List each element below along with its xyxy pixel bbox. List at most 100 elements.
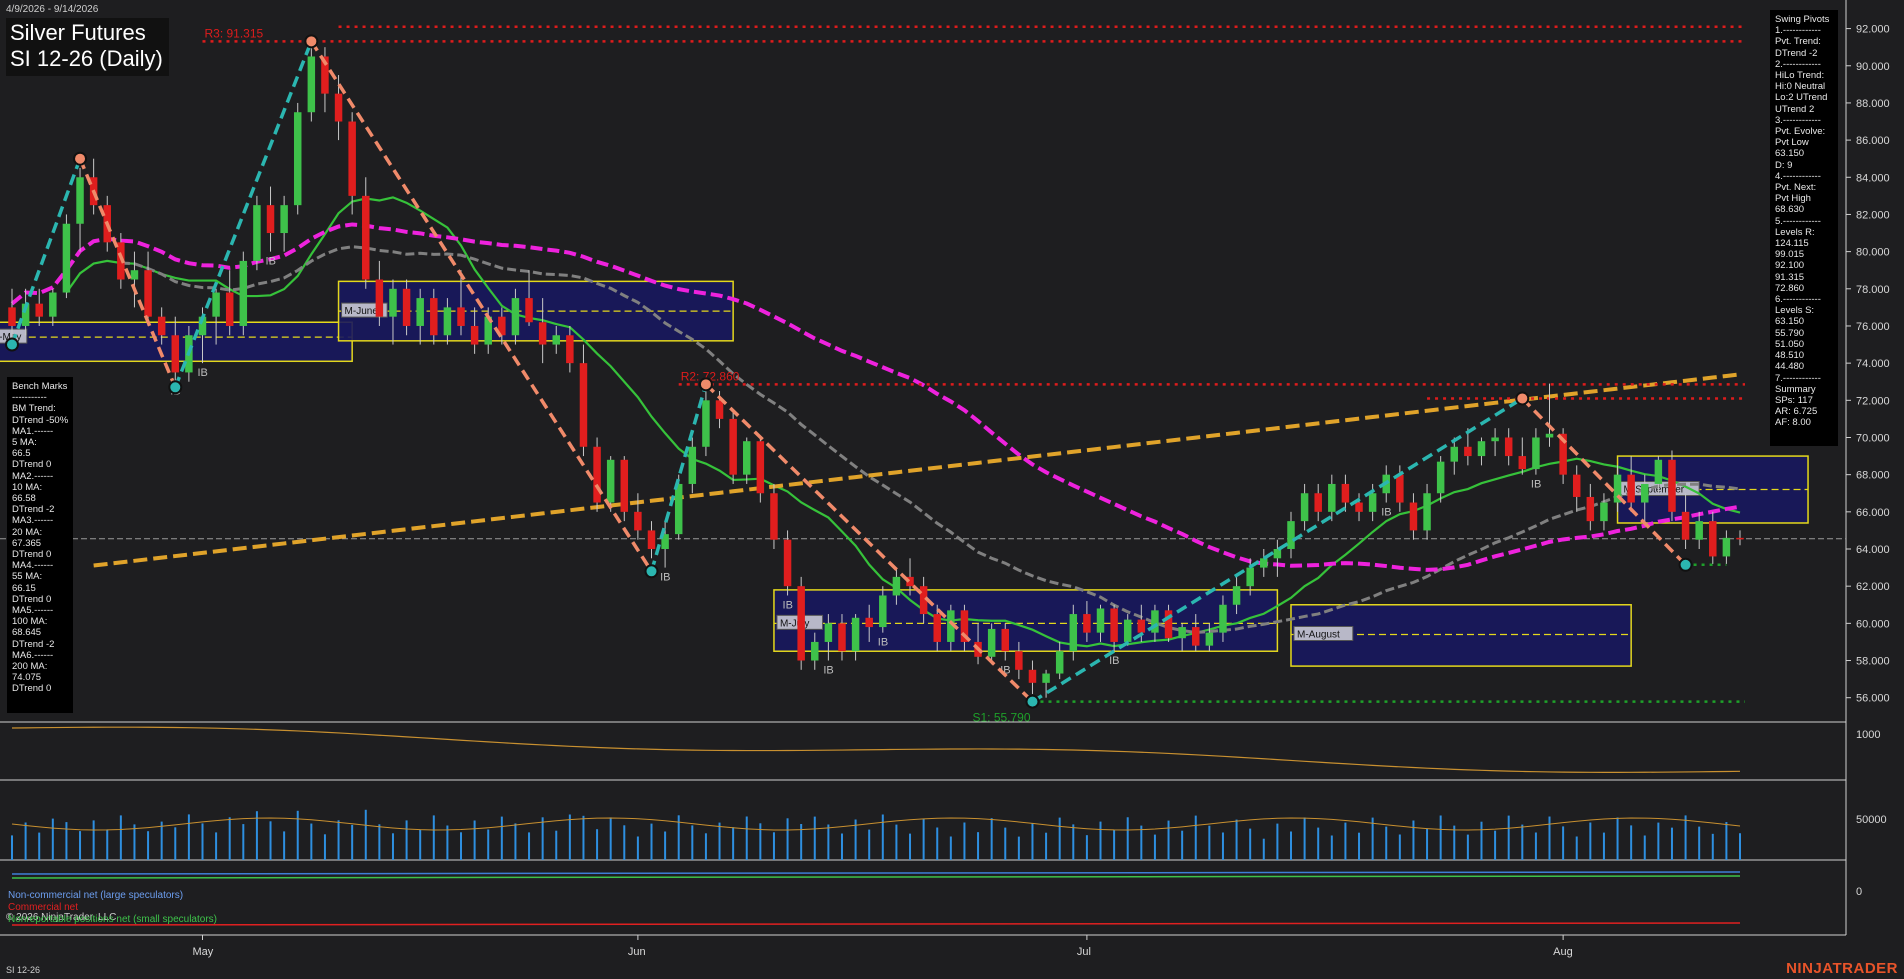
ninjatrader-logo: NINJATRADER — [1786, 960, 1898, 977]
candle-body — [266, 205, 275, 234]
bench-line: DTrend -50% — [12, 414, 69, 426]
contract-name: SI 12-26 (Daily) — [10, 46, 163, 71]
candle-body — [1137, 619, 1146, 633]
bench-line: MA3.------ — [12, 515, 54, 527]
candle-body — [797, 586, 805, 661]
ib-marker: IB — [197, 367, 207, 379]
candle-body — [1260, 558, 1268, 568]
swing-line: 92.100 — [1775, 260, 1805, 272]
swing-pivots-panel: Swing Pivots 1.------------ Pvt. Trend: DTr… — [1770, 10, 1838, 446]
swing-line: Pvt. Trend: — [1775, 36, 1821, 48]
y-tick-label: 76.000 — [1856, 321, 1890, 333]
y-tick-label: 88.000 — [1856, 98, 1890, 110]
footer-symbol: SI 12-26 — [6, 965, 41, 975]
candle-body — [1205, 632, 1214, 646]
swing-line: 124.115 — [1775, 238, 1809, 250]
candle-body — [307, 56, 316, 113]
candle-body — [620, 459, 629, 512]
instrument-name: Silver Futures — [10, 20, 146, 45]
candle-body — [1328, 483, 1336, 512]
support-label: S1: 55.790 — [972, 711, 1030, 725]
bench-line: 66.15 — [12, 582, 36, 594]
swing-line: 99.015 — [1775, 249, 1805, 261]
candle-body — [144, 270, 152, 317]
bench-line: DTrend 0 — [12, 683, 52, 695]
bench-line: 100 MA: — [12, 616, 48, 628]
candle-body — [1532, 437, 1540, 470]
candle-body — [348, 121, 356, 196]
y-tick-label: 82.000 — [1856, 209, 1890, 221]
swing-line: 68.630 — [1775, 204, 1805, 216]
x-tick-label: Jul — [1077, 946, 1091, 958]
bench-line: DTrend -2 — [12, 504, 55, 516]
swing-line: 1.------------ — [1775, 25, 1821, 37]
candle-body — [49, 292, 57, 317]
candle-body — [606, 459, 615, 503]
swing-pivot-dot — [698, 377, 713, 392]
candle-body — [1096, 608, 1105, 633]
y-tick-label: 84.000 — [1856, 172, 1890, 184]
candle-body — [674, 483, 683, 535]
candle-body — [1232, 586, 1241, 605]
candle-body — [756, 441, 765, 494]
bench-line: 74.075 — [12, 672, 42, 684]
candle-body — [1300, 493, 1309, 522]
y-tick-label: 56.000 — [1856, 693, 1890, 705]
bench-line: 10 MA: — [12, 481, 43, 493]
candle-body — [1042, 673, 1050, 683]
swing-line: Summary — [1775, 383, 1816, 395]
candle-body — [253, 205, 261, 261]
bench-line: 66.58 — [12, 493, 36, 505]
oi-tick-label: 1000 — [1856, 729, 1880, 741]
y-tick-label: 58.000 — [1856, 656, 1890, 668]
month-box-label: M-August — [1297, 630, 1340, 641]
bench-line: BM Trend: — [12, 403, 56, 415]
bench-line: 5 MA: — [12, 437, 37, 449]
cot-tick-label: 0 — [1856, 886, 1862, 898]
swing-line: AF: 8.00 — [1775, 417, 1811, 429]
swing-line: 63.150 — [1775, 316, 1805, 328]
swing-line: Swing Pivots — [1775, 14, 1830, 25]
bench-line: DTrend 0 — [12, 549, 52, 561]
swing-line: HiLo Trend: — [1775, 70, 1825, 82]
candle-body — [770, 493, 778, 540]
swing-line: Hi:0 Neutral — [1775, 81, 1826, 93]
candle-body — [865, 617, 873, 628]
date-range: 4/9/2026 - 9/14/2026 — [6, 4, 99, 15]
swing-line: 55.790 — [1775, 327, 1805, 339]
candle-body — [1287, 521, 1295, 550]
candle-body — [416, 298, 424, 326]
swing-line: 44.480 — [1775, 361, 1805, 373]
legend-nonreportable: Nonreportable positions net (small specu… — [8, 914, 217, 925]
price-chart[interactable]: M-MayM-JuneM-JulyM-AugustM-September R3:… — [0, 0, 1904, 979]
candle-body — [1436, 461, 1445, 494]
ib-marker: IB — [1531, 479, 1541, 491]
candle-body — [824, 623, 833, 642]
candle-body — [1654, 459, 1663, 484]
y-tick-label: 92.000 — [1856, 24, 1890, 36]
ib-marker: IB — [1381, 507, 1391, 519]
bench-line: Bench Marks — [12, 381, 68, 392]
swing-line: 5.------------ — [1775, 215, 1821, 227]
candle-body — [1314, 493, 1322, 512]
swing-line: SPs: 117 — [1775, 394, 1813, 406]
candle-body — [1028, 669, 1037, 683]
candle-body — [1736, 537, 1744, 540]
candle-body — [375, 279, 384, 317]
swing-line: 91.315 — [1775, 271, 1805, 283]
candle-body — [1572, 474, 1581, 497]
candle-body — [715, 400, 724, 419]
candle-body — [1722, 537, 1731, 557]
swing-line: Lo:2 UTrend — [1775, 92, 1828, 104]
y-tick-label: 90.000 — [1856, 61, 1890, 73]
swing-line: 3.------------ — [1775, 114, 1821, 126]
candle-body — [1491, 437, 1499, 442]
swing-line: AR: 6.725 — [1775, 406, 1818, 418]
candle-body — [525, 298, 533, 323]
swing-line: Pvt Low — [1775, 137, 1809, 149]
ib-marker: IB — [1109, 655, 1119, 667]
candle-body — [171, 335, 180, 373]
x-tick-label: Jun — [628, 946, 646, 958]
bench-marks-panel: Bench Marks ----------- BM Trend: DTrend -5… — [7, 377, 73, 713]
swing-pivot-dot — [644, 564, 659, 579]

☆ ☆ ☆ ☆ ☆ ☆ ☆

**SHORT TASK**. Put the data above into a JSON list of strings, one string per line, with blank lines dropped. Leave the picture out.

**EXERCISE RESPONSE**.
[
  "List each element below along with its xyxy pixel bbox. List at most 100 elements.",
  "ninjatrader-logo: NINJATRADER — [1786, 960, 1898, 977]",
  "candle-body — [266, 205, 275, 234]",
  "bench-line: DTrend -50% — [12, 414, 69, 426]",
  "contract-name: SI 12-26 (Daily) — [10, 46, 163, 71]",
  "candle-body — [1137, 619, 1146, 633]",
  "bench-line: MA3.------ — [12, 515, 54, 527]",
  "candle-body — [797, 586, 805, 661]",
  "ib-marker: IB — [197, 367, 207, 379]",
  "candle-body — [1260, 558, 1268, 568]",
  "swing-line: 92.100 — [1775, 260, 1805, 272]",
  "swing-pivots-panel: Swing Pivots 1.------------ Pvt. Trend: DTr… — [1770, 10, 1838, 446]",
  "swing-line: Pvt. Trend: — [1775, 36, 1821, 48]",
  "y-tick-label: 76.000 — [1856, 321, 1890, 333]",
  "y-tick-label: 88.000 — [1856, 98, 1890, 110]",
  "footer-symbol: SI 12-26 — [6, 965, 41, 975]",
  "candle-body — [1205, 632, 1214, 646]",
  "swing-line: 124.115 — [1775, 238, 1809, 250]",
  "candle-body — [307, 56, 316, 113]",
  "candle-body — [620, 459, 629, 512]",
  "instrument-name: Silver Futures — [10, 20, 146, 45]",
  "candle-body — [1328, 483, 1336, 512]",
  "support-label: S1: 55.790 — [972, 711, 1030, 725]",
  "bench-line: 66.15 — [12, 582, 36, 594]",
  "swing-line: 99.015 — [1775, 249, 1805, 261]",
  "candle-body — [144, 270, 152, 317]",
  "bench-line: DTrend 0 — [12, 683, 52, 695]",
  "bench-line: 100 MA: — [12, 616, 48, 628]",
  "candle-body — [1532, 437, 1540, 470]",
  "candle-body — [348, 121, 356, 196]",
  "y-tick-label: 82.000 — [1856, 209, 1890, 221]",
  "swing-line: 68.630 — [1775, 204, 1805, 216]",
  "x-tick-label: Jul — [1077, 946, 1091, 958]",
  "bench-line: DTrend -2 — [12, 504, 55, 516]",
  "swing-line: 1.------------ — [1775, 25, 1821, 37]",
  "candle-body — [49, 292, 57, 317]",
  "candle-body — [606, 459, 615, 503]",
  "swing-pivot-dot — [698, 377, 713, 392]",
  "candle-body — [1096, 608, 1105, 633]",
  "y-tick-label: 84.000 — [1856, 172, 1890, 184]",
  "candle-body — [674, 483, 683, 535]",
  "candle-body — [1232, 586, 1241, 605]",
  "candle-body — [756, 441, 765, 494]",
  "bench-line: 74.075 — [12, 672, 42, 684]",
  "candle-body — [1300, 493, 1309, 522]",
  "y-tick-label: 56.000 — [1856, 693, 1890, 705]",
  "bench-line: 10 MA: — [12, 481, 43, 493]",
  "candle-body — [1042, 673, 1050, 683]",
  "swing-line: Summary — [1775, 383, 1816, 395]",
  "candle-body — [253, 205, 261, 261]",
  "bench-line: 66.58 — [12, 493, 36, 505]",
  "oi-tick-label: 1000 — [1856, 729, 1880, 741]",
  "y-tick-label: 58.000 — [1856, 656, 1890, 668]",
  "month-box-label: M-August — [1297, 630, 1340, 641]",
  "bench-line: BM Trend: — [12, 403, 56, 415]",
  "bench-line: 5 MA: — [12, 437, 37, 449]",
  "cot-tick-label: 0 — [1856, 886, 1862, 898]",
  "swing-line: AF: 8.00 — [1775, 417, 1811, 429]",
  "swing-line: 63.150 — [1775, 316, 1805, 328]",
  "swing-line: Swing Pivots — [1775, 14, 1830, 25]",
  "bench-line: DTrend 0 — [12, 549, 52, 561]",
  "swing-line: HiLo Trend: — [1775, 70, 1825, 82]",
  "candle-body — [770, 493, 778, 540]",
  "swing-line: Hi:0 Neutral — [1775, 81, 1826, 93]",
  "candle-body — [865, 617, 873, 628]",
  "date-range: 4/9/2026 - 9/14/2026 — [6, 4, 99, 15]",
  "swing-line: 55.790 — [1775, 327, 1805, 339]",
  "candle-body — [1287, 521, 1295, 550]",
  "candle-body — [416, 298, 424, 326]",
  "swing-line: 44.480 — [1775, 361, 1805, 373]",
  "legend-nonreportable: Nonreportable positions net (small specu… — [8, 914, 217, 925]",
  "price-chart[interactable]: M-MayM-JuneM-JulyM-AugustM-September R3:… — [0, 0, 1904, 979]",
  "candle-body — [1436, 461, 1445, 494]",
  "ib-marker: IB — [1531, 479, 1541, 491]",
  "candle-body — [824, 623, 833, 642]",
  "candle-body — [1654, 459, 1663, 484]",
  "y-tick-label: 92.000 — [1856, 24, 1890, 36]",
  "ib-marker: IB — [1381, 507, 1391, 519]",
  "bench-line: Bench Marks — [12, 381, 68, 392]",
  "swing-line: 5.------------ — [1775, 215, 1821, 227]",
  "candle-body — [1314, 493, 1322, 512]",
  "swing-line: SPs: 117 — [1775, 394, 1813, 406]",
  "candle-body — [1028, 669, 1037, 683]",
  "candle-body — [1736, 537, 1744, 540]",
  "candle-body — [375, 279, 384, 317]",
  "swing-line: 91.315 — [1775, 271, 1805, 283]",
  "candle-body — [1572, 474, 1581, 497]",
  "candle-body — [715, 400, 724, 419]",
  "candle-body — [1722, 537, 1731, 557]",
  "swing-line: Lo:2 UTrend — [1775, 92, 1828, 104]",
  "y-tick-label: 90.000 — [1856, 61, 1890, 73]",
  "swing-line: 3.------------ — [1775, 114, 1821, 126]",
  "candle-body — [1491, 437, 1499, 442]",
  "swing-line: AR: 6.725 — [1775, 406, 1818, 418]",
  "candle-body — [525, 298, 533, 323]",
  "swing-line: Pvt Low — [1775, 137, 1809, 149]",
  "ib-marker: IB — [1109, 655, 1119, 667]",
  "candle-body — [171, 335, 180, 373]",
  "x-tick-label: Jun — [628, 946, 646, 958]",
  "bench-marks-panel: Bench Marks ----------- BM Trend: DTrend -5… — [7, 377, 73, 713]",
  "swing-pivot-dot — [644, 564, 659, 579]"
]